## TO BE DONE
Take the material below and write it all out again exactly.

## BEGIN INPUT FOR THIS TASK

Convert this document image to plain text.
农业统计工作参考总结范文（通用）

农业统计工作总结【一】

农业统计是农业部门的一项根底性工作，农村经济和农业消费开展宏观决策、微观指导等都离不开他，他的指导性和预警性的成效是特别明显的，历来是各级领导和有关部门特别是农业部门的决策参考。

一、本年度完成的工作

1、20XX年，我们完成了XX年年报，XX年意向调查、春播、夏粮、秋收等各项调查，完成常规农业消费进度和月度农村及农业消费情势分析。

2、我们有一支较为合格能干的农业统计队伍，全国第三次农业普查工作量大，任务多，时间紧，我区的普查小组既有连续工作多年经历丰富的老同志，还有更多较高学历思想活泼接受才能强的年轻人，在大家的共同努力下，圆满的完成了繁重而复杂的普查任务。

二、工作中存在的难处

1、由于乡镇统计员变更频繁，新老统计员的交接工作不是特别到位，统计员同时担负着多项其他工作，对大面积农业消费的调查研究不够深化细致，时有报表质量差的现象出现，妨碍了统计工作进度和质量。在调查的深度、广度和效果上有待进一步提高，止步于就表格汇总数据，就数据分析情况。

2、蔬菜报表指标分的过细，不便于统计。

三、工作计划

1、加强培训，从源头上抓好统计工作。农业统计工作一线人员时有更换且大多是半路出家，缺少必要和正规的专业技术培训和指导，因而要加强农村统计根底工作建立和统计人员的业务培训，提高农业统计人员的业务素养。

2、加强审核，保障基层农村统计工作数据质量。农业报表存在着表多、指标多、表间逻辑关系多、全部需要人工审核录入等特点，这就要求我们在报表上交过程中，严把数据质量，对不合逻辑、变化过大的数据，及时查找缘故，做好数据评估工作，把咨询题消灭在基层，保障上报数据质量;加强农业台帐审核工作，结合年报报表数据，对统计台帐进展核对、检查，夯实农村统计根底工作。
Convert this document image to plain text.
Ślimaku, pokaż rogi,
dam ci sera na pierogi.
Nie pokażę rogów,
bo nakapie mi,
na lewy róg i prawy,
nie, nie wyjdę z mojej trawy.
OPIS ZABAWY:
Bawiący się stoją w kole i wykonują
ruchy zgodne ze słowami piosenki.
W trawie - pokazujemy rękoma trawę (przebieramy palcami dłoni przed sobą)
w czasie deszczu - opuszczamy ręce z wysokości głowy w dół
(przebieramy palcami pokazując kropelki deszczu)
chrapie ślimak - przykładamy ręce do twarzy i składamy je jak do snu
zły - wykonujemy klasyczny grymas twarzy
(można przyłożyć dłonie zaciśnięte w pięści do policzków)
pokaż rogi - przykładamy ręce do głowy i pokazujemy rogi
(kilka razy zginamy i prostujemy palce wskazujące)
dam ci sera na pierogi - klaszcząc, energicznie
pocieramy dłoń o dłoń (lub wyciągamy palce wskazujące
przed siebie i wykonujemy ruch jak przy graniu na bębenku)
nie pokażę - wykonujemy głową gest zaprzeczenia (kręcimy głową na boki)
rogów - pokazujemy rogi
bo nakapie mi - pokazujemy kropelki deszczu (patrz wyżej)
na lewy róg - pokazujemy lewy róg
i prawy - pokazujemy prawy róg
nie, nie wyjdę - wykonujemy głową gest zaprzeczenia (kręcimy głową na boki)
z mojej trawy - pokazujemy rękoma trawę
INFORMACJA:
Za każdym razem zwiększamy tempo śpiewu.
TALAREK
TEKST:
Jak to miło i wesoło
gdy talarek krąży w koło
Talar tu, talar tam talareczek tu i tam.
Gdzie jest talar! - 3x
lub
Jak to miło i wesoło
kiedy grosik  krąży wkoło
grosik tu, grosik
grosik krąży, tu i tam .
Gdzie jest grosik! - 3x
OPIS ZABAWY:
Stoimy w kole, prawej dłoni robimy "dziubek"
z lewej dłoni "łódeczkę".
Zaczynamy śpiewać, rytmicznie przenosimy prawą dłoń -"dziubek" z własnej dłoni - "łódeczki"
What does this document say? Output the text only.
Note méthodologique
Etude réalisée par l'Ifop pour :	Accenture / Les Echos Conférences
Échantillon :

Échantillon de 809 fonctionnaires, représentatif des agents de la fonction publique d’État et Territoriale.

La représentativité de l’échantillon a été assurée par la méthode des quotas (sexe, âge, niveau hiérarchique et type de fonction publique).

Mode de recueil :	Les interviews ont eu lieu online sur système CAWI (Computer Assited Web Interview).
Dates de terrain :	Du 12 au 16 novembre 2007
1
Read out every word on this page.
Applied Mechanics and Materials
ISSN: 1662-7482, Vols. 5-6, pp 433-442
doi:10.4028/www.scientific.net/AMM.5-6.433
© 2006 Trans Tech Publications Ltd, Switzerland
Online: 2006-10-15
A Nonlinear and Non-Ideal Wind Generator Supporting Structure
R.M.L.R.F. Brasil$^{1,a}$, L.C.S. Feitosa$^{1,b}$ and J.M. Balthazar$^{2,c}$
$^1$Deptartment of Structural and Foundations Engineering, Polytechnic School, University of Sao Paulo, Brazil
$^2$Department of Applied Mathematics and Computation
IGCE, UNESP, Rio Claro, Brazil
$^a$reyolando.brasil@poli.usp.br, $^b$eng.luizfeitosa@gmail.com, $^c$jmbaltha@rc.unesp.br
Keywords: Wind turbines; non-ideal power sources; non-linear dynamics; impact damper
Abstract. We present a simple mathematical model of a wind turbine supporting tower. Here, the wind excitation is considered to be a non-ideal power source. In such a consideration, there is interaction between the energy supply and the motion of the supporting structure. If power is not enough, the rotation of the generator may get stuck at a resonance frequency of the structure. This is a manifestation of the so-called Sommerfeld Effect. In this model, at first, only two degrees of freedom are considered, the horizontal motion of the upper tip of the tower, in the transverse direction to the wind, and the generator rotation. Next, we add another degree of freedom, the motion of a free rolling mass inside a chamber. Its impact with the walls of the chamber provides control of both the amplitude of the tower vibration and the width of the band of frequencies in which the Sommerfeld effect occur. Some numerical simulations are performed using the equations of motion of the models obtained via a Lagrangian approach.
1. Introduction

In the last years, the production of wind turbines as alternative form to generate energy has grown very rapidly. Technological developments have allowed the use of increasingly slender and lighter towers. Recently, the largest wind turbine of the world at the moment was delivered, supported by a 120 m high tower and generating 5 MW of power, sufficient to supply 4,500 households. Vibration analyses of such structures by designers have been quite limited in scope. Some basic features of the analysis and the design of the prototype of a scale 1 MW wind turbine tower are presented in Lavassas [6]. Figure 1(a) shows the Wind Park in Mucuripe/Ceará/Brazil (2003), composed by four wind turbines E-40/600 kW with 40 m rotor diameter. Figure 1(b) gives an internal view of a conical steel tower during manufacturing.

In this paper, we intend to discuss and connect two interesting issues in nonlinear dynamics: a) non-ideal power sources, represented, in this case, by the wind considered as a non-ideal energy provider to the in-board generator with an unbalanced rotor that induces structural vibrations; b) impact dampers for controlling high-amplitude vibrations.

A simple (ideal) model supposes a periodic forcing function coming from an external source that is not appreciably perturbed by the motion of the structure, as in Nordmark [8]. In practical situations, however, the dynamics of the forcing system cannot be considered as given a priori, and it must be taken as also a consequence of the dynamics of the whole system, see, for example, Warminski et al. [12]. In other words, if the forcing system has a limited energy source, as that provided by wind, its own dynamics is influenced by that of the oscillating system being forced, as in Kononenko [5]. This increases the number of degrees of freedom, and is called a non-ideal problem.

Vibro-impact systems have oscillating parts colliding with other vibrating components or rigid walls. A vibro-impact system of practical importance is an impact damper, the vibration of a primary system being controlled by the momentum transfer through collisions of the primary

## END INPUT FOR THIS TASK

## THE RESULT
Convert this document image to plain text.
农业统计工作参考总结范文（通用）

农业统计工作总结【一】

农业统计是农业部门的一项根底性工作，农村经济和农业消费开展宏观决策、微观指导等都离不开他，他的指导性和预警性的成效是特别明显的，历来是各级领导和有关部门特别是农业部门的决策参考。

一、本年度完成的工作

1、20XX年，我们完成了XX年年报，XX年意向调查、春播、夏粮、秋收等各项调查，完成常规农业消费进度和月度农村及农业消费情势分析。

2、我们有一支较为合格能干的农业统计队伍，全国第三次农业普查工作量大，任务多，时间紧，我区的普查小组既有连续工作多年经历丰富的老同志，还有更多较高学历思想活泼接受才能强的年轻人，在大家的共同努力下，圆满的完成了繁重而复杂的普查任务。

二、工作中存在的难处

1、由于乡镇统计员变更频繁，新老统计员的交接工作不是特别到位，统计员同时担负着多项其他工作，对大面积农业消费的调查研究不够深化细致，时有报表质量差的现象出现，妨碍了统计工作进度和质量。在调查的深度、广度和效果上有待进一步提高，止步于就表格汇总数据，就数据分析情况。

2、蔬菜报表指标分的过细，不便于统计。

三、工作计划

1、加强培训，从源头上抓好统计工作。农业统计工作一线人员时有更换且大多是半路出家，缺少必要和正规的专业技术培训和指导，因而要加强农村统计根底工作建立和统计人员的业务培训，提高农业统计人员的业务素养。

2、加强审核，保障基层农村统计工作数据质量。农业报表存在着表多、指标多、表间逻辑关系多、全部需要人工审核录入等特点，这就要求我们在报表上交过程中，严把数据质量，对不合逻辑、变化过大的数据，及时查找缘故，做好数据评估工作，把咨询题消灭在基层，保障上报数据质量;加强农业台帐审核工作，结合年报报表数据，对统计台帐进展核对、检查，夯实农村统计根底工作。
Convert this document image to plain text.
Ślimaku, pokaż rogi,
dam ci sera na pierogi.
Nie pokażę rogów,
bo nakapie mi,
na lewy róg i prawy,
nie, nie wyjdę z mojej trawy.
OPIS ZABAWY:
Bawiący się stoją w kole i wykonują
ruchy zgodne ze słowami piosenki.
W trawie - pokazujemy rękoma trawę (przebieramy palcami dłoni przed sobą)
w czasie deszczu - opuszczamy ręce z wysokości głowy w dół
(przebieramy palcami pokazując kropelki deszczu)
chrapie ślimak - przykładamy ręce do twarzy i składamy je jak do snu
zły - wykonujemy klasyczny grymas twarzy
(można przyłożyć dłonie zaciśnięte w pięści do policzków)
pokaż rogi - przykładamy ręce do głowy i pokazujemy rogi
(kilka razy zginamy i prostujemy palce wskazujące)
dam ci sera na pierogi - klaszcząc, energicznie
pocieramy dłoń o dłoń (lub wyciągamy palce wskazujące
przed siebie i wykonujemy ruch jak przy graniu na bębenku)
nie pokażę - wykonujemy głową gest zaprzeczenia (kręcimy głową na boki)
rogów - pokazujemy rogi
bo nakapie mi - pokazujemy kropelki deszczu (patrz wyżej)
na lewy róg - pokazujemy lewy róg
i prawy - pokazujemy prawy róg
nie, nie wyjdę - wykonujemy głową gest zaprzeczenia (kręcimy głową na boki)
z mojej trawy - pokazujemy rękoma trawę
INFORMACJA:
Za każdym razem zwiększamy tempo śpiewu.
TALAREK
TEKST:
Jak to miło i wesoło
gdy talarek krąży w koło
Talar tu, talar tam talareczek tu i tam.
Gdzie jest talar! - 3x
lub
Jak to miło i wesoło
kiedy grosik  krąży wkoło
grosik tu, grosik
grosik krąży, tu i tam .
Gdzie jest grosik! - 3x
OPIS ZABAWY:
Stoimy w kole, prawej dłoni robimy "dziubek"
z lewej dłoni "łódeczkę".
Zaczynamy śpiewać, rytmicznie przenosimy prawą dłoń -"dziubek" z własnej dłoni - "łódeczki"
What does this document say? Output the text only.
Note méthodologique
Etude réalisée par l'Ifop pour :	Accenture / Les Echos Conférences
Échantillon :

Échantillon de 809 fonctionnaires, représentatif des agents de la fonction publique d’État et Territoriale.

La représentativité de l’échantillon a été assurée par la méthode des quotas (sexe, âge, niveau hiérarchique et type de fonction publique).

Mode de recueil :	Les interviews ont eu lieu online sur système CAWI (Computer Assited Web Interview).
Dates de terrain :	Du 12 au 16 novembre 2007
1
Read out every word on this page.
Applied Mechanics and Materials
ISSN: 1662-7482, Vols. 5-6, pp 433-442
doi:10.4028/www.scientific.net/AMM.5-6.433
© 2006 Trans Tech Publications Ltd, Switzerland
Online: 2006-10-15
A Nonlinear and Non-Ideal Wind Generator Supporting Structure
R.M.L.R.F. Brasil$^{1,a}$, L.C.S. Feitosa$^{1,b}$ and J.M. Balthazar$^{2,c}$
$^1$Deptartment of Structural and Foundations Engineering, Polytechnic School, University of Sao Paulo, Brazil
$^2$Department of Applied Mathematics and Computation
IGCE, UNESP, Rio Claro, Brazil
$^a$reyolando.brasil@poli.usp.br, $^b$eng.luizfeitosa@gmail.com, $^c$jmbaltha@rc.unesp.br
Keywords: Wind turbines; non-ideal power sources; non-linear dynamics; impact damper
Abstract. We present a simple mathematical model of a wind turbine supporting tower. Here, the wind excitation is considered to be a non-ideal power source. In such a consideration, there is interaction between the energy supply and the motion of the supporting structure. If power is not enough, the rotation of the generator may get stuck at a resonance frequency of the structure. This is a manifestation of the so-called Sommerfeld Effect. In this model, at first, only two degrees of freedom are considered, the horizontal motion of the upper tip of the tower, in the transverse direction to the wind, and the generator rotation. Next, we add another degree of freedom, the motion of a free rolling mass inside a chamber. Its impact with the walls of the chamber provides control of both the amplitude of the tower vibration and the width of the band of frequencies in which the Sommerfeld effect occur. Some numerical simulations are performed using the equations of motion of the models obtained via a Lagrangian approach.
1. Introduction

In the last years, the production of wind turbines as alternative form to generate energy has grown very rapidly. Technological developments have allowed the use of increasingly slender and lighter towers. Recently, the largest wind turbine of the world at the moment was delivered, supported by a 120 m high tower and generating 5 MW of power, sufficient to supply 4,500 households. Vibration analyses of such structures by designers have been quite limited in scope. Some basic features of the analysis and the design of the prototype of a scale 1 MW wind turbine tower are presented in Lavassas [6]. Figure 1(a) shows the Wind Park in Mucuripe/Ceará/Brazil (2003), composed by four wind turbines E-40/600 kW with 40 m rotor diameter. Figure 1(b) gives an internal view of a conical steel tower during manufacturing.

In this paper, we intend to discuss and connect two interesting issues in nonlinear dynamics: a) non-ideal power sources, represented, in this case, by the wind considered as a non-ideal energy provider to the in-board generator with an unbalanced rotor that induces structural vibrations; b) impact dampers for controlling high-amplitude vibrations.

A simple (ideal) model supposes a periodic forcing function coming from an external source that is not appreciably perturbed by the motion of the structure, as in Nordmark [8]. In practical situations, however, the dynamics of the forcing system cannot be considered as given a priori, and it must be taken as also a consequence of the dynamics of the whole system, see, for example, Warminski et al. [12]. In other words, if the forcing system has a limited energy source, as that provided by wind, its own dynamics is influenced by that of the oscillating system being forced, as in Kononenko [5]. This increases the number of degrees of freedom, and is called a non-ideal problem.

Vibro-impact systems have oscillating parts colliding with other vibrating components or rigid walls. A vibro-impact system of practical importance is an impact damper, the vibration of a primary system being controlled by the momentum transfer through collisions of the primary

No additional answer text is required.